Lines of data
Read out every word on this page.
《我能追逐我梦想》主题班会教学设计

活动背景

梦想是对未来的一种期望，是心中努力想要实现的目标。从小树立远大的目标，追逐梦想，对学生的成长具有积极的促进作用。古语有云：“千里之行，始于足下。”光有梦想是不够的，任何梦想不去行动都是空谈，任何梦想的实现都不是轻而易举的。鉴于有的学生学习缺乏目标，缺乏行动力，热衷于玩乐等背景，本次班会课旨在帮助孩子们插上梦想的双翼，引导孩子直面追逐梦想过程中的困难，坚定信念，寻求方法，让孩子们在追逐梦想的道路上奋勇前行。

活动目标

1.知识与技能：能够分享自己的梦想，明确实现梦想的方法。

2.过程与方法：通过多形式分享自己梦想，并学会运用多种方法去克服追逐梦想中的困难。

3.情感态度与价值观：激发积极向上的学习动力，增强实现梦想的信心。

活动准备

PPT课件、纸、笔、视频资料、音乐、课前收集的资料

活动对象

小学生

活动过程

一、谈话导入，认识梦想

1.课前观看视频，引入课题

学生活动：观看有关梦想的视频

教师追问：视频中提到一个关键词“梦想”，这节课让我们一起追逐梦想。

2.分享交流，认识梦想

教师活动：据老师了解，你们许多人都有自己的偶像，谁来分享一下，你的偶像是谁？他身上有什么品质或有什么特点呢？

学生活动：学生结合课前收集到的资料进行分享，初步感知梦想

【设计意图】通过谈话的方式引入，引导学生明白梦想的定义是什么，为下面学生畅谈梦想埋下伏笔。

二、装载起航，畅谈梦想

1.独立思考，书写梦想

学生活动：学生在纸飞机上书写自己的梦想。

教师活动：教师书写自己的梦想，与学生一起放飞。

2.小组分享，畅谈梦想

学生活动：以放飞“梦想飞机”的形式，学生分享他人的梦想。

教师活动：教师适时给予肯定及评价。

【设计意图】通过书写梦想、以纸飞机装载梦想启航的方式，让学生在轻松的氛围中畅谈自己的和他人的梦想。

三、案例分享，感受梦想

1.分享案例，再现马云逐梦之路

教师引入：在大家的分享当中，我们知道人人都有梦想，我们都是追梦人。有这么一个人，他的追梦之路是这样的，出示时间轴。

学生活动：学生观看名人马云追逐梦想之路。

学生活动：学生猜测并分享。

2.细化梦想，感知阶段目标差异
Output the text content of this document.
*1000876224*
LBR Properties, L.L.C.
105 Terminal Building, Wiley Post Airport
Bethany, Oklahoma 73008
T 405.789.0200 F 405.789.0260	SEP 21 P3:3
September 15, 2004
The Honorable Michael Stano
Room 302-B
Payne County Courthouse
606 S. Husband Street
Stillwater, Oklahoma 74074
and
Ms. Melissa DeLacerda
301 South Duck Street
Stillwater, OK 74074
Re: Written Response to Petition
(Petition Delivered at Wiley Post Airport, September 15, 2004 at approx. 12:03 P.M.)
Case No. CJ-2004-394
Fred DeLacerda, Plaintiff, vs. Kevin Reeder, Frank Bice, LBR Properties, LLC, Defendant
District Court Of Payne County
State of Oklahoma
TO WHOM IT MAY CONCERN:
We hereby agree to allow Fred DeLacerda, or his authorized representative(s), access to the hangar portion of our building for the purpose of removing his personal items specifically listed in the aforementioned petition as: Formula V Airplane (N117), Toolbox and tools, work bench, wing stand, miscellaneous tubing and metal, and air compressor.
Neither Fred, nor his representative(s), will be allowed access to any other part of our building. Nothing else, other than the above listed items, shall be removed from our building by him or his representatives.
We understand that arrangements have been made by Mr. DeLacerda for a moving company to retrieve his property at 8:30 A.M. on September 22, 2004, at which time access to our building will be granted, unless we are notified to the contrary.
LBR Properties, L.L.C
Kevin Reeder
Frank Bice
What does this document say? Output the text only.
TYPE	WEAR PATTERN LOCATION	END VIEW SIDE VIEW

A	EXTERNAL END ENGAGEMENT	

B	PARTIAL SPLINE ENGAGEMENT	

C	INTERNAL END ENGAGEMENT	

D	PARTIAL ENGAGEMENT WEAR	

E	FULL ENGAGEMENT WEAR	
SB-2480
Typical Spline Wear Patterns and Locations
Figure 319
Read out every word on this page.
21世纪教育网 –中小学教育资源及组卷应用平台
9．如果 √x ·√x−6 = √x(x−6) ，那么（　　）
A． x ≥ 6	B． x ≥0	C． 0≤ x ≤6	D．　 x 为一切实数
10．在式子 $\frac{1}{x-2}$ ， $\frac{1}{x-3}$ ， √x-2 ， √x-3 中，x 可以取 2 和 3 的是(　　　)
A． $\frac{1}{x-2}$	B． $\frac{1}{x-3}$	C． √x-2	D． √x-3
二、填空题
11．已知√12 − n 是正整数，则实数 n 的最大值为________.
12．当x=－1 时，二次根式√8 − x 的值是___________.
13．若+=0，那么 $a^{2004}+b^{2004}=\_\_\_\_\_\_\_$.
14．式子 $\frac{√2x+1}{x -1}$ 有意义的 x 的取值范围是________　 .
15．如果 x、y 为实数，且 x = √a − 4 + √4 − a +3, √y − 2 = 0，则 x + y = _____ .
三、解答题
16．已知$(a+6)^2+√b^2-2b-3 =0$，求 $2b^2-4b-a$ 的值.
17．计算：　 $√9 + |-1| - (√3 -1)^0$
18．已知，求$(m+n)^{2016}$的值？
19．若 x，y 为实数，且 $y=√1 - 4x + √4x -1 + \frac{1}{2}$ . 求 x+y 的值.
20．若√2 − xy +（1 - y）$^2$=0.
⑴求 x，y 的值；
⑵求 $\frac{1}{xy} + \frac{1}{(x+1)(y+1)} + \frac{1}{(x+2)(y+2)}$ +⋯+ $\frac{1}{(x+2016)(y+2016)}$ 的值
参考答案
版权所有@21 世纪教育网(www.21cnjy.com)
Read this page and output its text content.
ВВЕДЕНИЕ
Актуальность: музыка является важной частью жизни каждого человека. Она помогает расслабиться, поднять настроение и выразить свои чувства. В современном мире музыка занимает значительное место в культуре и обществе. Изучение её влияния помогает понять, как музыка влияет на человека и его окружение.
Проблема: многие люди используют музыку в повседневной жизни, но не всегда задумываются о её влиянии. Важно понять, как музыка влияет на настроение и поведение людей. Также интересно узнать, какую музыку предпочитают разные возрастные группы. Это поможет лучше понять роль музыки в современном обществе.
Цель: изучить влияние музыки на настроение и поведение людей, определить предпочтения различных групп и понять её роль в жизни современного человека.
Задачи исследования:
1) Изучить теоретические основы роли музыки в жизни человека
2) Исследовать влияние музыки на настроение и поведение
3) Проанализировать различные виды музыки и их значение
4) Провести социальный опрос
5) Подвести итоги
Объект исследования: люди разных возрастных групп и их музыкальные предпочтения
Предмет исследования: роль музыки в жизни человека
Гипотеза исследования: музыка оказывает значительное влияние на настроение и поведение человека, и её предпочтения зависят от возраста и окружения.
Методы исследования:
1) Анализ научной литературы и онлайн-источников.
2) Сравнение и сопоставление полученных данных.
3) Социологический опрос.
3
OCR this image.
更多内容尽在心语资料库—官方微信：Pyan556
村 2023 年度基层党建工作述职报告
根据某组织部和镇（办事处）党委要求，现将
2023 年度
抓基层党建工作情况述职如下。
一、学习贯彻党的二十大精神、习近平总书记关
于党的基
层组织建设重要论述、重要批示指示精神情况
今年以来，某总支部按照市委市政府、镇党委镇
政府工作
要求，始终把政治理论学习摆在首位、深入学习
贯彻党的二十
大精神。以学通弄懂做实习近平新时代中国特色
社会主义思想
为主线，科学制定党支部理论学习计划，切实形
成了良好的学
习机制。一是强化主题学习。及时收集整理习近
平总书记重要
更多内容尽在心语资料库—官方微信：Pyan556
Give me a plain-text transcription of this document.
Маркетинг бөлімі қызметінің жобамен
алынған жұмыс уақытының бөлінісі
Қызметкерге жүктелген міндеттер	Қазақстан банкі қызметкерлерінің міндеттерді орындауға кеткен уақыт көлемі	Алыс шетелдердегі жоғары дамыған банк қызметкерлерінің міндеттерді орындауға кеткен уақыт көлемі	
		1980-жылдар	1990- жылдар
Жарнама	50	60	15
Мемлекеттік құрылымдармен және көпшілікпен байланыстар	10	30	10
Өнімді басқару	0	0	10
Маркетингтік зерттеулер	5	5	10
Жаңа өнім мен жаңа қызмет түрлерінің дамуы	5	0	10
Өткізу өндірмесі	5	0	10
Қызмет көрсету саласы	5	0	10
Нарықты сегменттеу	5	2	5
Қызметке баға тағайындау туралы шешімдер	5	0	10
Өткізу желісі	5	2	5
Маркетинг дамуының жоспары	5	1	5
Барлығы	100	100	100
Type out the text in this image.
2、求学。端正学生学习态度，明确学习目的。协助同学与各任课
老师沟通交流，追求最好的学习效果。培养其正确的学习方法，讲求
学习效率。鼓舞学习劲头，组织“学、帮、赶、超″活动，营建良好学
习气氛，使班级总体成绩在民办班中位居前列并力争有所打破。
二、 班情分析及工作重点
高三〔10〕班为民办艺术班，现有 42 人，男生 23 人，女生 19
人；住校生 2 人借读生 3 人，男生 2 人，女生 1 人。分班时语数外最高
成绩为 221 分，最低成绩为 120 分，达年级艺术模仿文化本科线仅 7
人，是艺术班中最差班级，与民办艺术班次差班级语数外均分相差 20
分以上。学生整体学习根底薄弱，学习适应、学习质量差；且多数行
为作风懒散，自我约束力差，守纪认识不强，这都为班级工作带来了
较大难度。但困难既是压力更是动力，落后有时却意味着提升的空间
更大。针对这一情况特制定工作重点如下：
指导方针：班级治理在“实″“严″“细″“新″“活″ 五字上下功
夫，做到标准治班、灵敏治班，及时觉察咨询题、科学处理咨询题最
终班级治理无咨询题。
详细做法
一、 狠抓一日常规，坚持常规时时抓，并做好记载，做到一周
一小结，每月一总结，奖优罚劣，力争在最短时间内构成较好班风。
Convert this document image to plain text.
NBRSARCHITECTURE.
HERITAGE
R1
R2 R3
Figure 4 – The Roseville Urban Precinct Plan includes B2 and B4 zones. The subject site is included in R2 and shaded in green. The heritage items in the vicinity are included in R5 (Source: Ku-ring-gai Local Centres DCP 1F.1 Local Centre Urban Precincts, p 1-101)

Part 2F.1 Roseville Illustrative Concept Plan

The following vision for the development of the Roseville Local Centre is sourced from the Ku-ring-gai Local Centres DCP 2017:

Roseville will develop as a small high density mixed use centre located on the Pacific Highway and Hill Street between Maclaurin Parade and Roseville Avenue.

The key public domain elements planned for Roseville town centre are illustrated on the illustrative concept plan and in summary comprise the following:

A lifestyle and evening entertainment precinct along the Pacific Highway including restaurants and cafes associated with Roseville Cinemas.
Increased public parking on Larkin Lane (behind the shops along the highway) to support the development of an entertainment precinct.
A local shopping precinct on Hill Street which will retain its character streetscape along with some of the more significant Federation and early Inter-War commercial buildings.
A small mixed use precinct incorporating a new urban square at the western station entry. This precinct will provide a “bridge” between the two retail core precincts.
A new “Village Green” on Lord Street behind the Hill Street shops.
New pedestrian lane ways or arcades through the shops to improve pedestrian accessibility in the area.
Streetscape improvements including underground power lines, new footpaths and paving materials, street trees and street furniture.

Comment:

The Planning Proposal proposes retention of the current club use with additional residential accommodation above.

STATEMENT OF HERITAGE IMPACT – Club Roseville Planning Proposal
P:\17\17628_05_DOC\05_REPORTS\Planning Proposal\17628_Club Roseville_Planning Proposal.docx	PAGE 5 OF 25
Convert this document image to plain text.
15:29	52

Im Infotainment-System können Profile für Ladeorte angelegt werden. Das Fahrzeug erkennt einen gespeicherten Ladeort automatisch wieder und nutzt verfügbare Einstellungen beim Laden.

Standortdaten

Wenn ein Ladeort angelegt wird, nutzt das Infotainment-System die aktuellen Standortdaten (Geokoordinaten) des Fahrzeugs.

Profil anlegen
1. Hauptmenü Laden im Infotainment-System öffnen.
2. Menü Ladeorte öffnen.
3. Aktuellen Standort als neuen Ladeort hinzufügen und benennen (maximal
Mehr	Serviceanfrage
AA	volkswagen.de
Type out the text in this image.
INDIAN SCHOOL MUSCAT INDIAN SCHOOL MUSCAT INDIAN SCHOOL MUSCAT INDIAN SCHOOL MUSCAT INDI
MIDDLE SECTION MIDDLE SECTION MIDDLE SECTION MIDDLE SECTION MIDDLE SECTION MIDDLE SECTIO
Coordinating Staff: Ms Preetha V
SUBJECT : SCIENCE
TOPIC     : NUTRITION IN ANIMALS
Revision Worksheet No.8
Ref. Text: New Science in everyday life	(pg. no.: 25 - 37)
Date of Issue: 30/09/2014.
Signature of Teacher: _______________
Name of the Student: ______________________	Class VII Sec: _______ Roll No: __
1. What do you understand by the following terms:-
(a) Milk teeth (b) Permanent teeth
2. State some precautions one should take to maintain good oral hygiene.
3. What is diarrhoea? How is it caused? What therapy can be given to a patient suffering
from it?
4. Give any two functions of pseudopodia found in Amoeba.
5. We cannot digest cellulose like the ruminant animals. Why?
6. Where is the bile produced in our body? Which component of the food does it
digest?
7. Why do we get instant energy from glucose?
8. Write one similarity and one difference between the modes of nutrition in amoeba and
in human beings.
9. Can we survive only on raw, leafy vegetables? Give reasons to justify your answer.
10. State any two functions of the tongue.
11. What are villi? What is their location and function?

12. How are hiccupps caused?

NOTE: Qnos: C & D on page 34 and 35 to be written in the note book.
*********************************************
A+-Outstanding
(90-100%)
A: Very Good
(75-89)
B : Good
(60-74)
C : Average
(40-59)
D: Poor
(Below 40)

GOAL:
Pull out each line of the records holding the string "PARTIAL".

COMPLETED EXERCISE:
B	PARTIAL SPLINE ENGAGEMENT	
D	PARTIAL ENGAGEMENT WEAR	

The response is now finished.